* Begin *

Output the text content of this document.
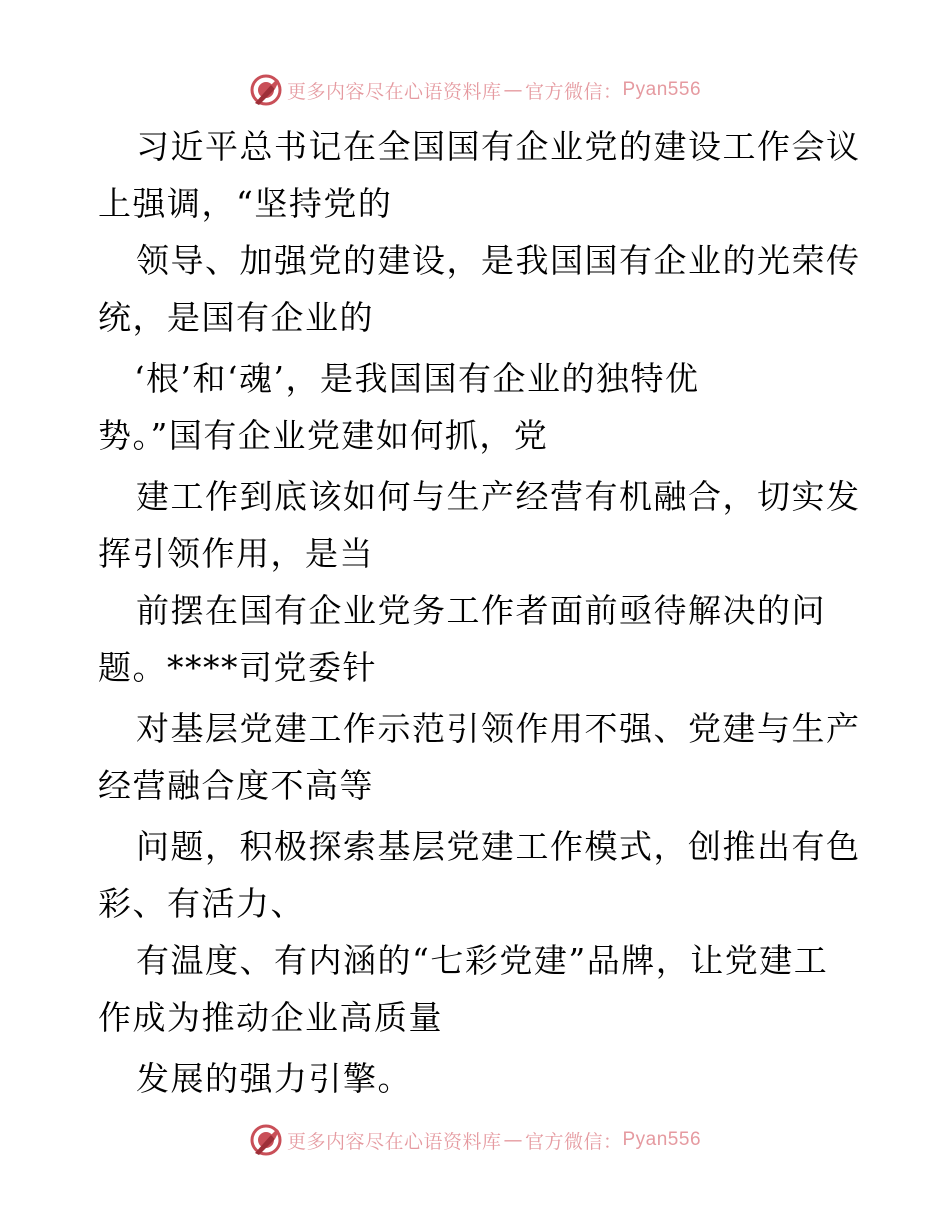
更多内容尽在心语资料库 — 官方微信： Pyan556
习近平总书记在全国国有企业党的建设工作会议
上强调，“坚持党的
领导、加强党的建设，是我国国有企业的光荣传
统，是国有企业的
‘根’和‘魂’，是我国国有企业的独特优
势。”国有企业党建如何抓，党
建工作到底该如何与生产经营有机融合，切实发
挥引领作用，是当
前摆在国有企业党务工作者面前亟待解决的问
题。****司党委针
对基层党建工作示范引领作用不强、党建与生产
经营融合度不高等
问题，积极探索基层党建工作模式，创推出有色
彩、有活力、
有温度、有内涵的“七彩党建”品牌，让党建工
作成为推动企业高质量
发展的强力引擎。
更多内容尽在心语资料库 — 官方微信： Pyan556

* End *
* Begin *

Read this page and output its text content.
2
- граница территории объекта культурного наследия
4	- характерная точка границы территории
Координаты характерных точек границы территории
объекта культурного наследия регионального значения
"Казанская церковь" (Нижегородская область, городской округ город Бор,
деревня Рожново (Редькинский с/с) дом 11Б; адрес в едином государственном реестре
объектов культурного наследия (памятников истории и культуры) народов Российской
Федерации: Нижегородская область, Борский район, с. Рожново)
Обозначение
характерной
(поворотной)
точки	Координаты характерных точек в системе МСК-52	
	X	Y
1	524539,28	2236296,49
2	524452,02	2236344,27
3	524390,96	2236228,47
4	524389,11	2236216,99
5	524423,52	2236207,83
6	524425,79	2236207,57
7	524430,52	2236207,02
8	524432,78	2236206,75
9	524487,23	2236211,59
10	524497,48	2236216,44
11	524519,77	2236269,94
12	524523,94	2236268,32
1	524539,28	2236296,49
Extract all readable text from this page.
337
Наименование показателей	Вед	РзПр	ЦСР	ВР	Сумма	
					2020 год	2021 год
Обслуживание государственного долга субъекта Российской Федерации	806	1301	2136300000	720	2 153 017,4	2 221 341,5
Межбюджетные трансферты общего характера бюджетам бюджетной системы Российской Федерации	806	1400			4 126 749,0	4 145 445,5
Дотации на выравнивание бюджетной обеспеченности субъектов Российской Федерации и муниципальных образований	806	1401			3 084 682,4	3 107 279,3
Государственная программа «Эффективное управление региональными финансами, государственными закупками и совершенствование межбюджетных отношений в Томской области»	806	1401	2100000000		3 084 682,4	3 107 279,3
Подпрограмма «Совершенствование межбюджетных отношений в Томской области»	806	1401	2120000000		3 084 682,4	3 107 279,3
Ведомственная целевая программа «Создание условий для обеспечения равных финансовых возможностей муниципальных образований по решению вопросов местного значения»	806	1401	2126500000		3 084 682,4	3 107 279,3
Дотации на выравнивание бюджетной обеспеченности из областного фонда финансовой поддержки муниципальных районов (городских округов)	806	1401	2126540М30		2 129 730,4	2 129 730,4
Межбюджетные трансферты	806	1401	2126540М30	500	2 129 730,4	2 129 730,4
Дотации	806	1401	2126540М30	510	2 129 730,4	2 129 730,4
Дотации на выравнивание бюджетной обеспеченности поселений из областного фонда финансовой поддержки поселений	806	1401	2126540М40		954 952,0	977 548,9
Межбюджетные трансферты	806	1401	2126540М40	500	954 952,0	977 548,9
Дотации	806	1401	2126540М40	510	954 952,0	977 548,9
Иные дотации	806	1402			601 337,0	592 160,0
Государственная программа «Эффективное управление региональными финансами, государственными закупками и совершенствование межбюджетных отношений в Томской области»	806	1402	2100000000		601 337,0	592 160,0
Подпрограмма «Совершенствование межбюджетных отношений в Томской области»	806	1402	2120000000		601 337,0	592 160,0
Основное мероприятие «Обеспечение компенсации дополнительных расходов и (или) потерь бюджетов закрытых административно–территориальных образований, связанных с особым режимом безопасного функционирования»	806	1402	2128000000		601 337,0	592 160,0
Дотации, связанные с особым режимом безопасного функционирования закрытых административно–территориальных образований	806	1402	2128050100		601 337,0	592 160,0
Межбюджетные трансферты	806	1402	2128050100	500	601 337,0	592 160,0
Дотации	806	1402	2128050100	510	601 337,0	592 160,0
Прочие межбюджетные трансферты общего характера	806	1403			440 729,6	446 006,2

* End *

• WHAT TO WORK ON: Report how many lines of the data hold the string "Нижегородская"; give only the number.

• OUTPUT: 2